::: Records provided

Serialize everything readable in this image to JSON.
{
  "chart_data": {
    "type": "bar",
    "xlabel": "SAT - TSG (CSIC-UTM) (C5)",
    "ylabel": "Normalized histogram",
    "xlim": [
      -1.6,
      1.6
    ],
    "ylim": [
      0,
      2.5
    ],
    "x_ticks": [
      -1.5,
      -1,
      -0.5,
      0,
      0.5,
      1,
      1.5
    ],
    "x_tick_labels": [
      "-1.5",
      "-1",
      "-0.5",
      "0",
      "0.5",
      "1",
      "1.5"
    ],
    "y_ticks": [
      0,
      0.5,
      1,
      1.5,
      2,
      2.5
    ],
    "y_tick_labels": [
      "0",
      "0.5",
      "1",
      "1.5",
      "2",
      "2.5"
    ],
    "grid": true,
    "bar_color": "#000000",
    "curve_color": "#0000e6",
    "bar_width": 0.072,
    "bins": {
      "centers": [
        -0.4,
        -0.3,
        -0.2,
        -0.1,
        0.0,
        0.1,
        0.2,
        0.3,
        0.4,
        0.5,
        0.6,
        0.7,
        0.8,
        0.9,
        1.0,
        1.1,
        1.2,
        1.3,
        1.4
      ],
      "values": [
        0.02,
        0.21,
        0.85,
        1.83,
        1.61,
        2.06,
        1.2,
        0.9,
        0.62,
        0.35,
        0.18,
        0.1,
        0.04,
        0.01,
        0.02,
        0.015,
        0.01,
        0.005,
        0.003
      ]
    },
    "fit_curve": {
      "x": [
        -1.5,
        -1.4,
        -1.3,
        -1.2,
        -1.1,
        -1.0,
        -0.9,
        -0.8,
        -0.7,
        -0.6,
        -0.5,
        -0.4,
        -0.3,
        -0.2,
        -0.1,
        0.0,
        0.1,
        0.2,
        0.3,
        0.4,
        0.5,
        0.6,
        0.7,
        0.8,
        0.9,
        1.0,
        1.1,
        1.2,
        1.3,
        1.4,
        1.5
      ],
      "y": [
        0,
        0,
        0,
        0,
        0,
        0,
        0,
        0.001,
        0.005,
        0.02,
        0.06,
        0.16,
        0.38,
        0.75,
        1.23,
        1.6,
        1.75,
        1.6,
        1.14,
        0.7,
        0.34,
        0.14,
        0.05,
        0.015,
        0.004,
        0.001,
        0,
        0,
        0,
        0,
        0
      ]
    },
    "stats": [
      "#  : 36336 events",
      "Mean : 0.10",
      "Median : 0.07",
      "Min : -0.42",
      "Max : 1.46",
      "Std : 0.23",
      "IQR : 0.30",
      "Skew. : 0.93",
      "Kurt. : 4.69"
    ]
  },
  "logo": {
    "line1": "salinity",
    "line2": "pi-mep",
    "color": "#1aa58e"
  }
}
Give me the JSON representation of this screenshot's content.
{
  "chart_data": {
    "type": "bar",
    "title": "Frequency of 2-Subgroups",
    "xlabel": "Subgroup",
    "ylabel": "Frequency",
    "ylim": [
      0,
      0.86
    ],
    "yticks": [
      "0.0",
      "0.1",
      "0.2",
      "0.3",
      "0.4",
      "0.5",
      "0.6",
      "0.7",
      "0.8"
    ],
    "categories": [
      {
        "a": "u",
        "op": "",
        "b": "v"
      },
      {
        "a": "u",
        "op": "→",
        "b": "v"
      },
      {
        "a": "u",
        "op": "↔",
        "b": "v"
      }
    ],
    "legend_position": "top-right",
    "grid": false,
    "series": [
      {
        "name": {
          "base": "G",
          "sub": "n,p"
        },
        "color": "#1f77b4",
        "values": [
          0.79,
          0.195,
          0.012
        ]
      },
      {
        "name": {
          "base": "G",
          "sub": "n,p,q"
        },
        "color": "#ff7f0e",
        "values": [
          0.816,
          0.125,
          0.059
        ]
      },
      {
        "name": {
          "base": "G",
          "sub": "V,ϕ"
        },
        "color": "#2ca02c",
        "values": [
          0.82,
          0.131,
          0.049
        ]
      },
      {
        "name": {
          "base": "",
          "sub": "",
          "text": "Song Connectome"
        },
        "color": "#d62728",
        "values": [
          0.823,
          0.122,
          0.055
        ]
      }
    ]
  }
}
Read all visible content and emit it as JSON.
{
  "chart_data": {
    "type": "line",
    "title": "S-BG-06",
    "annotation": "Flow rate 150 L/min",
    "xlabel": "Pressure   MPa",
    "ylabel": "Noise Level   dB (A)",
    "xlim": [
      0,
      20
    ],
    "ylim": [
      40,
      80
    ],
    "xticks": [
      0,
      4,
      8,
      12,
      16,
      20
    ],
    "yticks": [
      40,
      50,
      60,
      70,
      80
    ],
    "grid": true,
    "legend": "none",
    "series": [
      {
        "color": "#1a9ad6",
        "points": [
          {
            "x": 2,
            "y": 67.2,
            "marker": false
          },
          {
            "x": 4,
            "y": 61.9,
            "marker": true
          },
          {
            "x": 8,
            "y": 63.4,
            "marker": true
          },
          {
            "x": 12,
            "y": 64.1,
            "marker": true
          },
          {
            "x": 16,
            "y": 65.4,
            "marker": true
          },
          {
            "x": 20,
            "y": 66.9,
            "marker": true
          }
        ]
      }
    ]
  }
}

::::::

__Goal of the exercise__:
Copy out each line in the preceding records that contains "ylabel".

__Output for this exercise__:
    "ylabel": "Normalized histogram",
    "ylabel": "Frequency",
    "ylabel": "Noise Level   dB (A)",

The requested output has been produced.